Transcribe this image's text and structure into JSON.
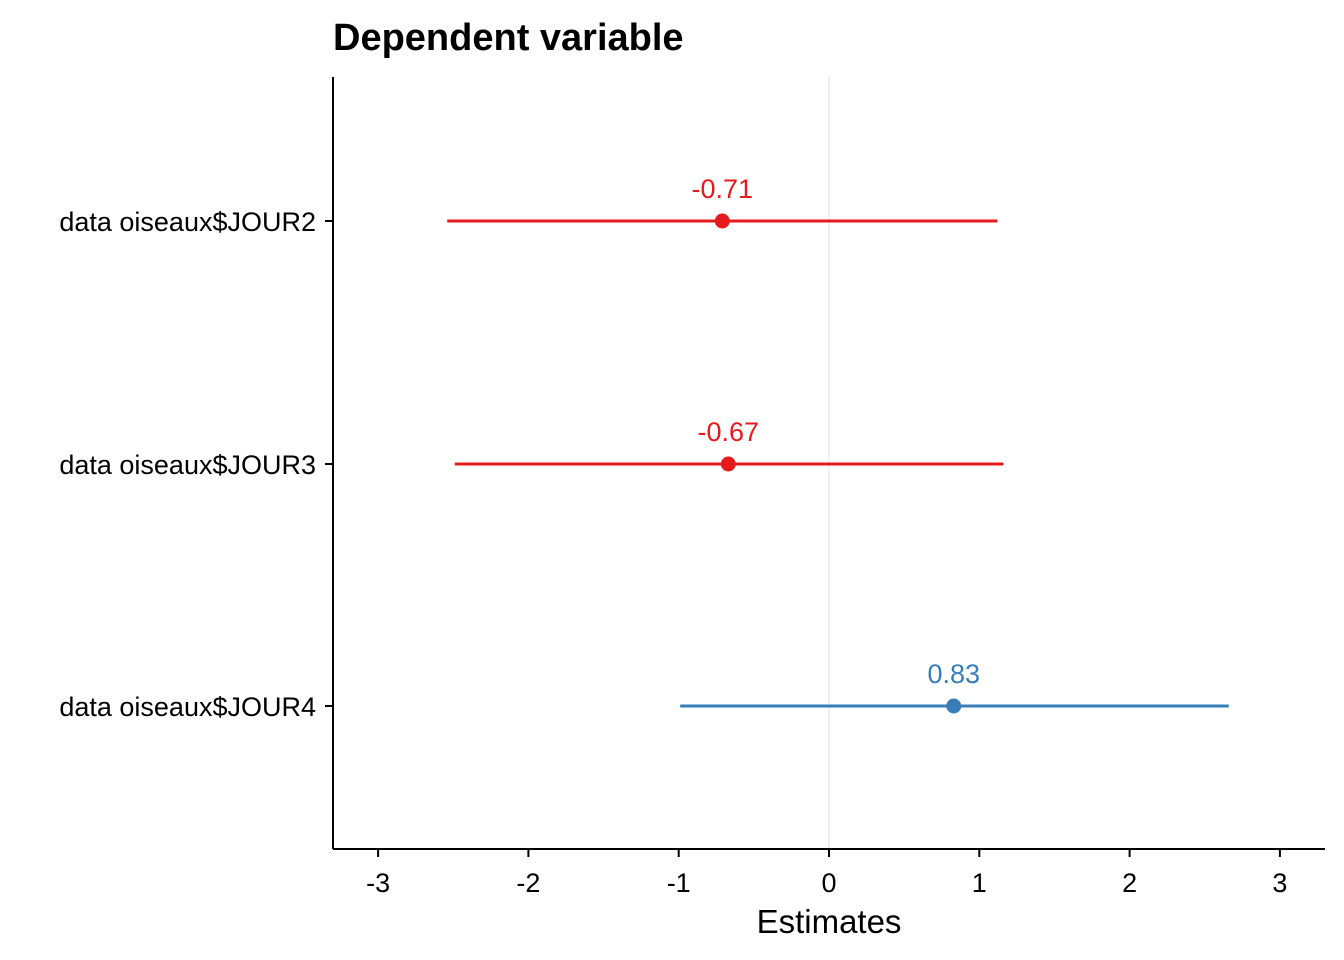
{
  "chart_data": {
    "type": "scatter",
    "title": "Dependent variable",
    "xlabel": "Estimates",
    "ylabel": "",
    "xlim": [
      -3.3,
      3.3
    ],
    "x_ticks": [
      "-3",
      "-2",
      "-1",
      "0",
      "1",
      "2",
      "3"
    ],
    "x_tick_values": [
      -3,
      -2,
      -1,
      0,
      1,
      2,
      3
    ],
    "grid": false,
    "legend": "none",
    "terms": [
      {
        "label": "data oiseaux$JOUR2",
        "estimate": -0.71,
        "value_label": "-0.71",
        "ci": [
          -2.54,
          1.12
        ],
        "color": "#E41A1C"
      },
      {
        "label": "data oiseaux$JOUR3",
        "estimate": -0.67,
        "value_label": "-0.67",
        "ci": [
          -2.49,
          1.16
        ],
        "color": "#E41A1C"
      },
      {
        "label": "data oiseaux$JOUR4",
        "estimate": 0.83,
        "value_label": "0.83",
        "ci": [
          -0.99,
          2.66
        ],
        "color": "#377EB8"
      }
    ],
    "zero_line_color": "#ebebeb"
  }
}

_____

▶ Task statement
Go through the listing above and write it out again exactly, dropping the pictures.

▶ Solution for this exercise
Transcribe this image's text and structure into JSON.
{
  "chart_data": {
    "type": "scatter",
    "title": "Dependent variable",
    "xlabel": "Estimates",
    "ylabel": "",
    "xlim": [
      -3.3,
      3.3
    ],
    "x_ticks": [
      "-3",
      "-2",
      "-1",
      "0",
      "1",
      "2",
      "3"
    ],
    "x_tick_values": [
      -3,
      -2,
      -1,
      0,
      1,
      2,
      3
    ],
    "grid": false,
    "legend": "none",
    "terms": [
      {
        "label": "data oiseaux$JOUR2",
        "estimate": -0.71,
        "value_label": "-0.71",
        "ci": [
          -2.54,
          1.12
        ],
        "color": "#E41A1C"
      },
      {
        "label": "data oiseaux$JOUR3",
        "estimate": -0.67,
        "value_label": "-0.67",
        "ci": [
          -2.49,
          1.16
        ],
        "color": "#E41A1C"
      },
      {
        "label": "data oiseaux$JOUR4",
        "estimate": 0.83,
        "value_label": "0.83",
        "ci": [
          -0.99,
          2.66
        ],
        "color": "#377EB8"
      }
    ],
    "zero_line_color": "#ebebeb"
  }
}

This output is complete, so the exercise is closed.